WORK TO DO ▸
Every line that includes the word "square" is to be listed.

Source records ▸
··········

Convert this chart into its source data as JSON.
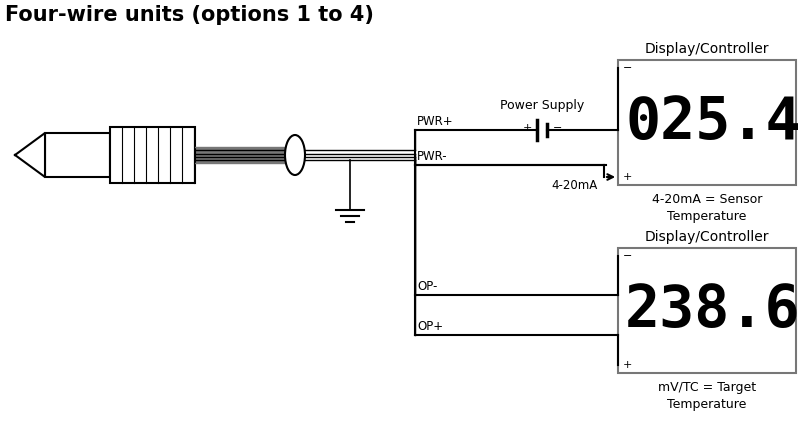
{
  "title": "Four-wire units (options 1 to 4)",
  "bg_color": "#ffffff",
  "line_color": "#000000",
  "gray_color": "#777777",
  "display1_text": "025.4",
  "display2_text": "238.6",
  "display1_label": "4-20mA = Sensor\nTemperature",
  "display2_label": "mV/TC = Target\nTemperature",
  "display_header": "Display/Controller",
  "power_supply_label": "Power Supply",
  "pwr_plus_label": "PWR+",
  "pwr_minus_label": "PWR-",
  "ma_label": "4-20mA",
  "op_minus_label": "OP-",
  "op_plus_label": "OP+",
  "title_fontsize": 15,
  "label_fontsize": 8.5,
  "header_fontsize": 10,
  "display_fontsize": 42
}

··········

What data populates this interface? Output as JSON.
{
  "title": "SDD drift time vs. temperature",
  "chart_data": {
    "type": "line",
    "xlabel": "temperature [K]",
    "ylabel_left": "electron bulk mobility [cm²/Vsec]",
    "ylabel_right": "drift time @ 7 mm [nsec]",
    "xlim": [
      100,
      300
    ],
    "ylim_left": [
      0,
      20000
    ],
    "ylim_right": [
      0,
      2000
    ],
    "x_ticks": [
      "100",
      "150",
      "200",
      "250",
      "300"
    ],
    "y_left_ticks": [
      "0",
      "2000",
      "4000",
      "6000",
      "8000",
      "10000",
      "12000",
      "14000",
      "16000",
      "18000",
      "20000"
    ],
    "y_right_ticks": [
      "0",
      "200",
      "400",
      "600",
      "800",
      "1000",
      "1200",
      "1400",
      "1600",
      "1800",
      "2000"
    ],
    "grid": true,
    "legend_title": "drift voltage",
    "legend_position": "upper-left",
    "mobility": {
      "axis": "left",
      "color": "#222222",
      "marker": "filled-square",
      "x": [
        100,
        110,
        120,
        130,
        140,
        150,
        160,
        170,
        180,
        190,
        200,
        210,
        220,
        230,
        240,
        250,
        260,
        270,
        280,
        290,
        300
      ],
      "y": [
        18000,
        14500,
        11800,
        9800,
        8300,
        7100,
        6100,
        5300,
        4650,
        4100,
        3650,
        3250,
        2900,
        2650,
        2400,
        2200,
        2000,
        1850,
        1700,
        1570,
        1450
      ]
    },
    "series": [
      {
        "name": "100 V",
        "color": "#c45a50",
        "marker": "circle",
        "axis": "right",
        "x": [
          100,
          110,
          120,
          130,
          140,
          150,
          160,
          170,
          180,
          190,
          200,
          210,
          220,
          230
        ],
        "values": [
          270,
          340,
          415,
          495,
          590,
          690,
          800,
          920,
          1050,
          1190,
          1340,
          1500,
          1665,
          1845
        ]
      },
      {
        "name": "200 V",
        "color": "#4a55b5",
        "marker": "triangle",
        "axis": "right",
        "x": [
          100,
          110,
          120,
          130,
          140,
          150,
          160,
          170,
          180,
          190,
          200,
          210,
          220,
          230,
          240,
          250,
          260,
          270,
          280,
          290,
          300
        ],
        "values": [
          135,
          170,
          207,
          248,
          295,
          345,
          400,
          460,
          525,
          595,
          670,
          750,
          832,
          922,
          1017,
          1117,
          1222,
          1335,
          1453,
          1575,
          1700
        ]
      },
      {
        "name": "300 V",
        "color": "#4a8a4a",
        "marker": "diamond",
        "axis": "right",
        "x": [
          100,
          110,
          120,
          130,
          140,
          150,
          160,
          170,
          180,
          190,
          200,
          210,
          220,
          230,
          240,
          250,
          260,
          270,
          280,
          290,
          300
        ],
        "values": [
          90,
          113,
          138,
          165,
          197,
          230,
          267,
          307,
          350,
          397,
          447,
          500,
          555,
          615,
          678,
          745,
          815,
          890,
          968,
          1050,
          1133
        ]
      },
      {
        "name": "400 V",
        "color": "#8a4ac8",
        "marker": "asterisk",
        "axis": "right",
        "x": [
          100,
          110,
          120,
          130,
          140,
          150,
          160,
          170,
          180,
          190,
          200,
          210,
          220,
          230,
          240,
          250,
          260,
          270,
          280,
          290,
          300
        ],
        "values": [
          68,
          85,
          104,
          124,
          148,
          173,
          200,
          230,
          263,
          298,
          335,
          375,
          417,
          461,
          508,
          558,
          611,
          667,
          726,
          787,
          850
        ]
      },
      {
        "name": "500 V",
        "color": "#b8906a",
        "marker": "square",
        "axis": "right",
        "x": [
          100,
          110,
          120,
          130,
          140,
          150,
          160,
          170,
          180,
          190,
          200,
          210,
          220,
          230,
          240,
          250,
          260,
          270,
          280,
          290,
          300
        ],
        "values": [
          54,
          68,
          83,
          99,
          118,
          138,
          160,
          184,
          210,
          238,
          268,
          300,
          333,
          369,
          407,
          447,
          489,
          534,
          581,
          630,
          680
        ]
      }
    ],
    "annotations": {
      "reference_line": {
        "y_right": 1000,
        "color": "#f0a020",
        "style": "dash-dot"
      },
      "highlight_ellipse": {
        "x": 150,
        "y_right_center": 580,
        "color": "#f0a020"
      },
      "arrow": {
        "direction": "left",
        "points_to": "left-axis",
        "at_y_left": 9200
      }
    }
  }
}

··········

TASK RESPONSE ▸
      "marker": "filled-square",
        "marker": "square",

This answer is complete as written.